### Exercise requirements
With the images removed, repeat the data below exactly.

### Recorded data
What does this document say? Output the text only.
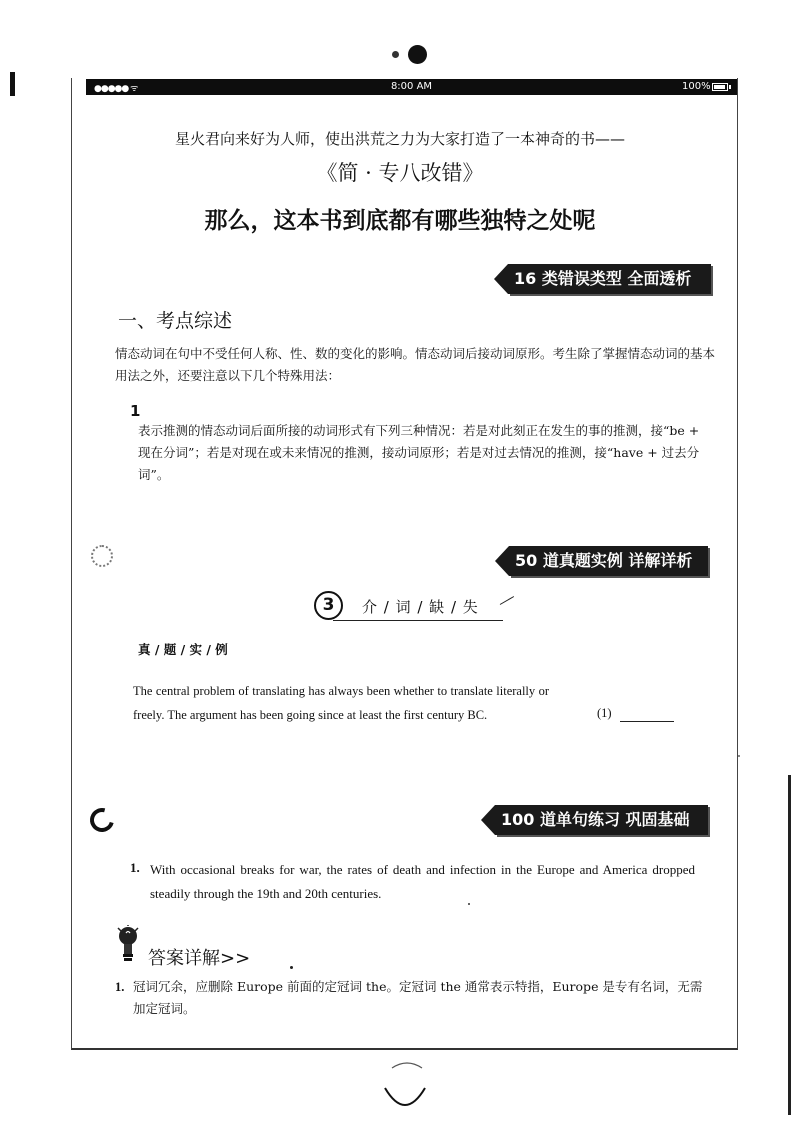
●●●●● ᯤ	8:00 AM	100%
星火君向来好为人师，使出洪荒之力为大家打造了一本神奇的书——
《简 · 专八改错》
那么，这本书到底都有哪些独特之处呢
16 类错误类型 全面透析
一、考点综述
情态动词在句中不受任何人称、性、数的变化的影响。情态动词后接动词原形。考生除了掌握情态动词的基本用法之外，还要注意以下几个特殊用法：
1
表示推测的情态动词后面所接的动词形式有下列三种情况：若是对此刻正在发生的事的推测，接“be + 现在分词”；若是对现在或未来情况的推测，接动词原形；若是对过去情况的推测，接“have + 过去分词”。
50 道真题实例 详解详析
3	介 / 词 / 缺 / 失
真 / 题 / 实 / 例
The central problem of translating has always been whether to translate literally or freely. The argument has been going since at least the first century BC.	(1)
100 道单句练习 巩固基础
1. With occasional breaks for war, the rates of death and infection in the Europe and America dropped steadily through the 19th and 20th centuries.
答案详解>>
1. 冠词冗余，应删除 Europe 前面的定冠词 the。定冠词 the 通常表示特指，Europe 是专有名词，无需加定冠词。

### Solution below
What does this document say? Output the text only.
●●●●● ᯤ	8:00 AM	100%
星火君向来好为人师，使出洪荒之力为大家打造了一本神奇的书——
《简 · 专八改错》
那么，这本书到底都有哪些独特之处呢
16 类错误类型 全面透析
一、考点综述
情态动词在句中不受任何人称、性、数的变化的影响。情态动词后接动词原形。考生除了掌握情态动词的基本用法之外，还要注意以下几个特殊用法：
1
表示推测的情态动词后面所接的动词形式有下列三种情况：若是对此刻正在发生的事的推测，接“be + 现在分词”；若是对现在或未来情况的推测，接动词原形；若是对过去情况的推测，接“have + 过去分词”。
50 道真题实例 详解详析
3	介 / 词 / 缺 / 失
真 / 题 / 实 / 例
The central problem of translating has always been whether to translate literally or freely. The argument has been going since at least the first century BC.	(1)
100 道单句练习 巩固基础
1. With occasional breaks for war, the rates of death and infection in the Europe and America dropped steadily through the 19th and 20th centuries.
答案详解>>
1. 冠词冗余，应删除 Europe 前面的定冠词 the。定冠词 the 通常表示特指，Europe 是专有名词，无需加定冠词。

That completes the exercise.